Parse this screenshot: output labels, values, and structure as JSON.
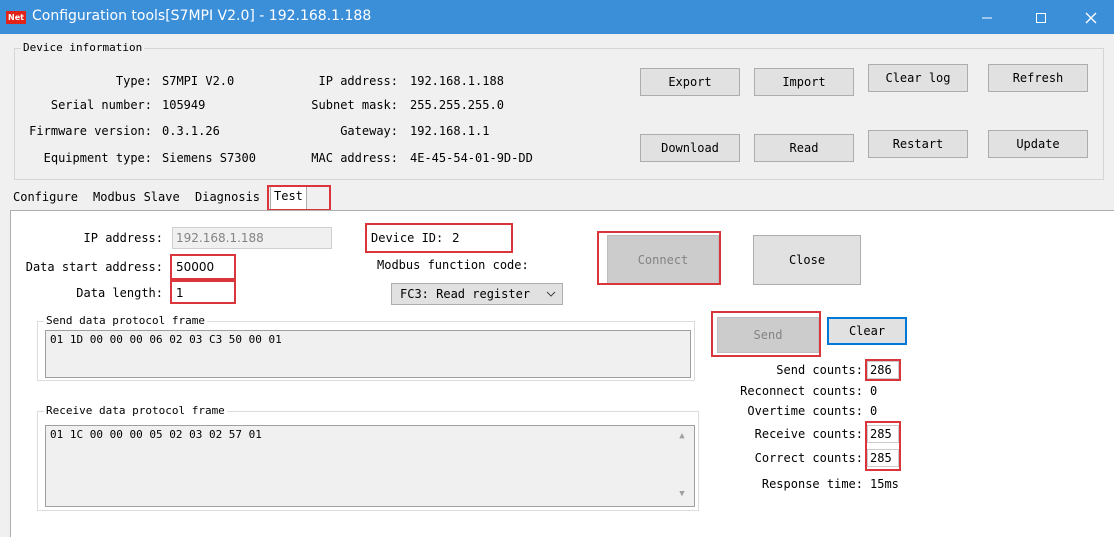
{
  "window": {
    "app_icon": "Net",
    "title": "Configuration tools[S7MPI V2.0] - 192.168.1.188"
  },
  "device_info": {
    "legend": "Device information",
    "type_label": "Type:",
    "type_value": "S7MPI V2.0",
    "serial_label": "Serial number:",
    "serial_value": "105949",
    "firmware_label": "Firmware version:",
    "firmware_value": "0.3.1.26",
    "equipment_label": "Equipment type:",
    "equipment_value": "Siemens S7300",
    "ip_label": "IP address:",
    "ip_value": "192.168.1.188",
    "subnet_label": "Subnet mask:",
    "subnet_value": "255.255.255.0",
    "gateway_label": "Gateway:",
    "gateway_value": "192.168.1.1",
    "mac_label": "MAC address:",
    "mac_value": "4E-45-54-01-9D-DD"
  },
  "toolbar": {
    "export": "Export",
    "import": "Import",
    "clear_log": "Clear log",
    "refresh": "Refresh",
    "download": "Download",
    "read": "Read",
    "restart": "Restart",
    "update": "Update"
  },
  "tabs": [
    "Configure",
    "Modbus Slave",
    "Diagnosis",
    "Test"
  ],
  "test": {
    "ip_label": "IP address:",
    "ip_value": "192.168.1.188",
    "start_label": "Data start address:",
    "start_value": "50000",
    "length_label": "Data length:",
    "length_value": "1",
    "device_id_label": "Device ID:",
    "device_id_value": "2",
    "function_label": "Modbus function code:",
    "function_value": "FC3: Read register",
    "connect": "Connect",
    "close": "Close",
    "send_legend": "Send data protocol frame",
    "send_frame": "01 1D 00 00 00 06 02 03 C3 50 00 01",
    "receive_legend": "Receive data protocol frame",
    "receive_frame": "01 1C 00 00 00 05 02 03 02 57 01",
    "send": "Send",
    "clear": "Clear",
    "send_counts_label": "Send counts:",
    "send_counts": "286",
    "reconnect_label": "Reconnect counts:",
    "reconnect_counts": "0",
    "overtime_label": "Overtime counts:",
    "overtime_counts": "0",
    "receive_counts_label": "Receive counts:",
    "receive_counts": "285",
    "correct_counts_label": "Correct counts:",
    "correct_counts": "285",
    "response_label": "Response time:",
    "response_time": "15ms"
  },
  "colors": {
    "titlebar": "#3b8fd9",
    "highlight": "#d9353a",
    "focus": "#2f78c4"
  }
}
- - - -
--- What you have to do ---
Repeat the preceding records precisely, and leave every picture out of the copy.

--- Written reply ---
Parse this screenshot: output labels, values, and structure as JSON.
{
  "window": {
    "app_icon": "Net",
    "title": "Configuration tools[S7MPI V2.0] - 192.168.1.188"
  },
  "device_info": {
    "legend": "Device information",
    "type_label": "Type:",
    "type_value": "S7MPI V2.0",
    "serial_label": "Serial number:",
    "serial_value": "105949",
    "firmware_label": "Firmware version:",
    "firmware_value": "0.3.1.26",
    "equipment_label": "Equipment type:",
    "equipment_value": "Siemens S7300",
    "ip_label": "IP address:",
    "ip_value": "192.168.1.188",
    "subnet_label": "Subnet mask:",
    "subnet_value": "255.255.255.0",
    "gateway_label": "Gateway:",
    "gateway_value": "192.168.1.1",
    "mac_label": "MAC address:",
    "mac_value": "4E-45-54-01-9D-DD"
  },
  "toolbar": {
    "export": "Export",
    "import": "Import",
    "clear_log": "Clear log",
    "refresh": "Refresh",
    "download": "Download",
    "read": "Read",
    "restart": "Restart",
    "update": "Update"
  },
  "tabs": [
    "Configure",
    "Modbus Slave",
    "Diagnosis",
    "Test"
  ],
  "test": {
    "ip_label": "IP address:",
    "ip_value": "192.168.1.188",
    "start_label": "Data start address:",
    "start_value": "50000",
    "length_label": "Data length:",
    "length_value": "1",
    "device_id_label": "Device ID:",
    "device_id_value": "2",
    "function_label": "Modbus function code:",
    "function_value": "FC3: Read register",
    "connect": "Connect",
    "close": "Close",
    "send_legend": "Send data protocol frame",
    "send_frame": "01 1D 00 00 00 06 02 03 C3 50 00 01",
    "receive_legend": "Receive data protocol frame",
    "receive_frame": "01 1C 00 00 00 05 02 03 02 57 01",
    "send": "Send",
    "clear": "Clear",
    "send_counts_label": "Send counts:",
    "send_counts": "286",
    "reconnect_label": "Reconnect counts:",
    "reconnect_counts": "0",
    "overtime_label": "Overtime counts:",
    "overtime_counts": "0",
    "receive_counts_label": "Receive counts:",
    "receive_counts": "285",
    "correct_counts_label": "Correct counts:",
    "correct_counts": "285",
    "response_label": "Response time:",
    "response_time": "15ms"
  },
  "colors": {
    "titlebar": "#3b8fd9",
    "highlight": "#d9353a",
    "focus": "#2f78c4"
  }
}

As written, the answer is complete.